To do → In the data below, locate each line with the word "Plot" and list it.
____________
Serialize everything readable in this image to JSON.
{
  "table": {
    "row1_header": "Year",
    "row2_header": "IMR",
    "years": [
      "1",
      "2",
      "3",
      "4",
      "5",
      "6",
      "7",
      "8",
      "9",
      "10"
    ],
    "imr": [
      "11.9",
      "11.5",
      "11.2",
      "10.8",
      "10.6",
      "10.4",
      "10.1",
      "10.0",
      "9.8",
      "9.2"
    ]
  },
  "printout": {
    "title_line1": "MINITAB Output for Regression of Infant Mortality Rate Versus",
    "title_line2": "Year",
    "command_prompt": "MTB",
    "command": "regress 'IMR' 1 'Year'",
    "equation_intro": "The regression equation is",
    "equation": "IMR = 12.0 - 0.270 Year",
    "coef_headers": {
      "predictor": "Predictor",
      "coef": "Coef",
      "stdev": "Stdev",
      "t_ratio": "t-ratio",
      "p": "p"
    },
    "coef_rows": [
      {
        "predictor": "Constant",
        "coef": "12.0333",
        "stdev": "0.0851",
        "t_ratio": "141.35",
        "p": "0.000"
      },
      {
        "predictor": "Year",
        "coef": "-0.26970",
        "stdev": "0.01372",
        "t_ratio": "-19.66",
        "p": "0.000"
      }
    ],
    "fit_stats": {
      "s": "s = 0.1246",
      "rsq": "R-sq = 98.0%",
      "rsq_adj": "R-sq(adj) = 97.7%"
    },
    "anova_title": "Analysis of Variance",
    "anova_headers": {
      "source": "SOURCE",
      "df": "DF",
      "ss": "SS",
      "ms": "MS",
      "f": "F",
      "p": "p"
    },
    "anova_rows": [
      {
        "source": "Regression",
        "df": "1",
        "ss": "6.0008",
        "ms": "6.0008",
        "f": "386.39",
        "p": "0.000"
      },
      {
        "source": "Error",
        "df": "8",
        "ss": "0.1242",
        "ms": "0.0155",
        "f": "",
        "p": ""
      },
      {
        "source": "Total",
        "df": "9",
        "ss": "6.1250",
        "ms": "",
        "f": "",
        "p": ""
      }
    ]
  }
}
____________
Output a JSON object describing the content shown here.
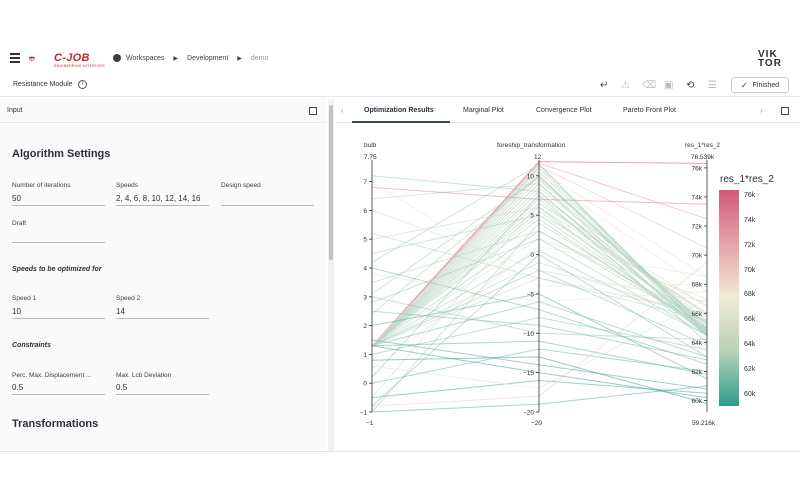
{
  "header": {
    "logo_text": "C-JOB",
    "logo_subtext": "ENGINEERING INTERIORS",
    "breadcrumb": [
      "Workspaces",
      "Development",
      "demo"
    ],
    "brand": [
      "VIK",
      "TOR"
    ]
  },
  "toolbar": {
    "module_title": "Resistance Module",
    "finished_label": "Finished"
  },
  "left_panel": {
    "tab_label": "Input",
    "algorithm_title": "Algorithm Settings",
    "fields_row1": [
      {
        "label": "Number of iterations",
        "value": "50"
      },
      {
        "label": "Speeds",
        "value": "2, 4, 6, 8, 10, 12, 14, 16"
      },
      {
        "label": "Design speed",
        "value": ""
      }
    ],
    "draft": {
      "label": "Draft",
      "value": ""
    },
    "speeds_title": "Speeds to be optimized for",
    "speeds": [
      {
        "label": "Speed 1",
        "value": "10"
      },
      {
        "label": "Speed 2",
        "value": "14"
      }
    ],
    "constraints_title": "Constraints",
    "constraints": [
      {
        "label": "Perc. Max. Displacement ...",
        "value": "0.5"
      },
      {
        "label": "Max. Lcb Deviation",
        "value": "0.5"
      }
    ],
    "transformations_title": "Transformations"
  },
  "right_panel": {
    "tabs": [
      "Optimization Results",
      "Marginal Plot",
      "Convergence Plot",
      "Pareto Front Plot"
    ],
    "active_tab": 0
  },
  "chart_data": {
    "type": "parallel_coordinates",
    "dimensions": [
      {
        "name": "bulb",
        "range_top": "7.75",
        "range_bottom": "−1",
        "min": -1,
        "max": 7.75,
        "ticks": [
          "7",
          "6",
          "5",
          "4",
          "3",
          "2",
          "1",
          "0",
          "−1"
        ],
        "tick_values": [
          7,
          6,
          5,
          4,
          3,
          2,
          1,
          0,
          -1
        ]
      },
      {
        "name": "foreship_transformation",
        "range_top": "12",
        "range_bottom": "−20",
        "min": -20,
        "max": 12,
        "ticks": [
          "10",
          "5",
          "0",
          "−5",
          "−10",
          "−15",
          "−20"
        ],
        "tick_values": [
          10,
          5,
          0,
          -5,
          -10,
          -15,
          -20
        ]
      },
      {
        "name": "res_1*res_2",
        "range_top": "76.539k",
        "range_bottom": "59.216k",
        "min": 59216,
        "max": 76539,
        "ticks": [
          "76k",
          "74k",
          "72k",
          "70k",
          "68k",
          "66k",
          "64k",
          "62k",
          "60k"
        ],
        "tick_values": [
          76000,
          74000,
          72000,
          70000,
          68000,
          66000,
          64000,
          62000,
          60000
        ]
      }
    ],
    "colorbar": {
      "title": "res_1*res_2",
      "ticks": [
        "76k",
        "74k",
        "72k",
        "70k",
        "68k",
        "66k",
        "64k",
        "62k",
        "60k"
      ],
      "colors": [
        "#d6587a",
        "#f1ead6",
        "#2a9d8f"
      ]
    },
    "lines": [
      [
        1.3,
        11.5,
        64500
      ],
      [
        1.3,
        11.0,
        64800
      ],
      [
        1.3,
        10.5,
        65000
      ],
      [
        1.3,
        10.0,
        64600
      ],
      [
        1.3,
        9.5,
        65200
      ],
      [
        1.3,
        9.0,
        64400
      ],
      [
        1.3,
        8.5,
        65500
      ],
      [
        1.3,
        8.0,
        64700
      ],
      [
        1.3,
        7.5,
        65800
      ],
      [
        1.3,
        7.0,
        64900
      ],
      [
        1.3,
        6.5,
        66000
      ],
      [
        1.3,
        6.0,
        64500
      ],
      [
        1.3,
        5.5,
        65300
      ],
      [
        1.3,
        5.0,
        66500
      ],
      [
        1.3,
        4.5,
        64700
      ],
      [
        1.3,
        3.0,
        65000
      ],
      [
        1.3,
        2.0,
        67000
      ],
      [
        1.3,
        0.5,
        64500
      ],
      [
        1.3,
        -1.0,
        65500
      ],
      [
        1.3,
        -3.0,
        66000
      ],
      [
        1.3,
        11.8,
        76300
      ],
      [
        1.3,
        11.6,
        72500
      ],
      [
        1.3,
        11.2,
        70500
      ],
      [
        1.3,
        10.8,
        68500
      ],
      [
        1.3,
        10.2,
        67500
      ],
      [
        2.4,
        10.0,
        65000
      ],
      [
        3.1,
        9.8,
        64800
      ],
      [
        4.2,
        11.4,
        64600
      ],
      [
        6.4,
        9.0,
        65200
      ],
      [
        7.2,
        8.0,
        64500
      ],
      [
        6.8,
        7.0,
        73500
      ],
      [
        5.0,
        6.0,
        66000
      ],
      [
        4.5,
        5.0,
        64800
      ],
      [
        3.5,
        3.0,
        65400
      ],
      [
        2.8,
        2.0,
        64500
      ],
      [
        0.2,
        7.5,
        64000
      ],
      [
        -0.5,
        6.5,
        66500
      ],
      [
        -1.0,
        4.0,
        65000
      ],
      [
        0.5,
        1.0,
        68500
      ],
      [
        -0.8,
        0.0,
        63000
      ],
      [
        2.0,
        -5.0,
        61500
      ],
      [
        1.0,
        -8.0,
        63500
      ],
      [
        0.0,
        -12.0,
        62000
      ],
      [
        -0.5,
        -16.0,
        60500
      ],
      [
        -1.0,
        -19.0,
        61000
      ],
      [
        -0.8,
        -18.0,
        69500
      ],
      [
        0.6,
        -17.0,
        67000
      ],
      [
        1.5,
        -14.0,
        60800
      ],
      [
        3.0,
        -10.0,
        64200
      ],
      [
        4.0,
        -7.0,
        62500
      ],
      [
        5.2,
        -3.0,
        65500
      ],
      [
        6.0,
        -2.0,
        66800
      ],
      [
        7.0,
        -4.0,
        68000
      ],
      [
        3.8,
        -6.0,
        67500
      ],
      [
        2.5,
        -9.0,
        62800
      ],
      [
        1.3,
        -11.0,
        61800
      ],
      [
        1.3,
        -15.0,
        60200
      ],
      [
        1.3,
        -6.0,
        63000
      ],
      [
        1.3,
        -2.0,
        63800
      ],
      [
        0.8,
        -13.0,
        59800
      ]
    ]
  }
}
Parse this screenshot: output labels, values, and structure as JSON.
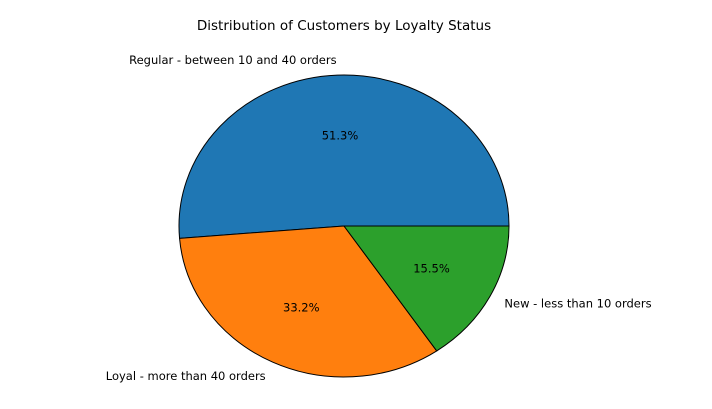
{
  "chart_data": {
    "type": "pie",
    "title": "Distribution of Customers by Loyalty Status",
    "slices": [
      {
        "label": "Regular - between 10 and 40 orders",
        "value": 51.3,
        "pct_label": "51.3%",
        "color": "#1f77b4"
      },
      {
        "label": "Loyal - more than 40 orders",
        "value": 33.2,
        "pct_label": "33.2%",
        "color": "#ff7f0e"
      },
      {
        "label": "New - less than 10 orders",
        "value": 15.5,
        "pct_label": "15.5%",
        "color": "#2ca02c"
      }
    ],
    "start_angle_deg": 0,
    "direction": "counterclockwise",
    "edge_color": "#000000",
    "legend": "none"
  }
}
____________
Result of this task →
      "Marginal Plot",
      "Convergence Plot",
      "Pareto Front Plot"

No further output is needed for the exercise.